**Task data**
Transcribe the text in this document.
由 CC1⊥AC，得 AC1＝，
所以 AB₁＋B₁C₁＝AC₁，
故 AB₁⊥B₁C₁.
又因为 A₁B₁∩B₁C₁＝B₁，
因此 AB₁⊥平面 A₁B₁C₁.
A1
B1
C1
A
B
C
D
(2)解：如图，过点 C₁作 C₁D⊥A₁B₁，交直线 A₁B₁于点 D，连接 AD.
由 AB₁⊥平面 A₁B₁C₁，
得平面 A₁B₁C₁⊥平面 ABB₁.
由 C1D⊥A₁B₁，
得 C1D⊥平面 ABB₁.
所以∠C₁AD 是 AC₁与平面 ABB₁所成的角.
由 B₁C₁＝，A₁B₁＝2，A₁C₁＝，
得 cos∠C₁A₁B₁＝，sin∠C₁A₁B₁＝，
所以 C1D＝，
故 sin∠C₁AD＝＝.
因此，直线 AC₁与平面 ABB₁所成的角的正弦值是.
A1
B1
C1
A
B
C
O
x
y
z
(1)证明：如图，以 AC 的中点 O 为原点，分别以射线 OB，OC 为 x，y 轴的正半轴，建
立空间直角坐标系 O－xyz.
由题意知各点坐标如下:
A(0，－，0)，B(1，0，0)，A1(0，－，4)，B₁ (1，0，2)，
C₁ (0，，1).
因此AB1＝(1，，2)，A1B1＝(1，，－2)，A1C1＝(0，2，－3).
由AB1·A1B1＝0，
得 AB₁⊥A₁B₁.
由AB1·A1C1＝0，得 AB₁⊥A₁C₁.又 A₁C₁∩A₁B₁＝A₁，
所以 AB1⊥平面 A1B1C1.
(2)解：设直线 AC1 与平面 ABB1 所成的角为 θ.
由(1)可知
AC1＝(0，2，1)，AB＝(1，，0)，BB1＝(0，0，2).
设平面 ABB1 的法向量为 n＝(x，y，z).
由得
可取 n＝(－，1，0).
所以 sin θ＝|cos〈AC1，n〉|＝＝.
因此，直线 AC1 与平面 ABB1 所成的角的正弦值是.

**Problem description**
Repeat each record in full; every line must match exactly.

**Task output**
Transcribe the text in this document.
由 CC1⊥AC，得 AC1＝，
所以 AB₁＋B₁C₁＝AC₁，
故 AB₁⊥B₁C₁.
又因为 A₁B₁∩B₁C₁＝B₁，
因此 AB₁⊥平面 A₁B₁C₁.
A1
B1
C1
A
B
C
D
(2)解：如图，过点 C₁作 C₁D⊥A₁B₁，交直线 A₁B₁于点 D，连接 AD.
由 AB₁⊥平面 A₁B₁C₁，
得平面 A₁B₁C₁⊥平面 ABB₁.
由 C1D⊥A₁B₁，
得 C1D⊥平面 ABB₁.
所以∠C₁AD 是 AC₁与平面 ABB₁所成的角.
由 B₁C₁＝，A₁B₁＝2，A₁C₁＝，
得 cos∠C₁A₁B₁＝，sin∠C₁A₁B₁＝，
所以 C1D＝，
故 sin∠C₁AD＝＝.
因此，直线 AC₁与平面 ABB₁所成的角的正弦值是.
A1
B1
C1
A
B
C
O
x
y
z
(1)证明：如图，以 AC 的中点 O 为原点，分别以射线 OB，OC 为 x，y 轴的正半轴，建
立空间直角坐标系 O－xyz.
由题意知各点坐标如下:
A(0，－，0)，B(1，0，0)，A1(0，－，4)，B₁ (1，0，2)，
C₁ (0，，1).
因此AB1＝(1，，2)，A1B1＝(1，，－2)，A1C1＝(0，2，－3).
由AB1·A1B1＝0，
得 AB₁⊥A₁B₁.
由AB1·A1C1＝0，得 AB₁⊥A₁C₁.又 A₁C₁∩A₁B₁＝A₁，
所以 AB1⊥平面 A1B1C1.
(2)解：设直线 AC1 与平面 ABB1 所成的角为 θ.
由(1)可知
AC1＝(0，2，1)，AB＝(1，，0)，BB1＝(0，0，2).
设平面 ABB1 的法向量为 n＝(x，y，z).
由得
可取 n＝(－，1，0).
所以 sin θ＝|cos〈AC1，n〉|＝＝.
因此，直线 AC1 与平面 ABB1 所成的角的正弦值是.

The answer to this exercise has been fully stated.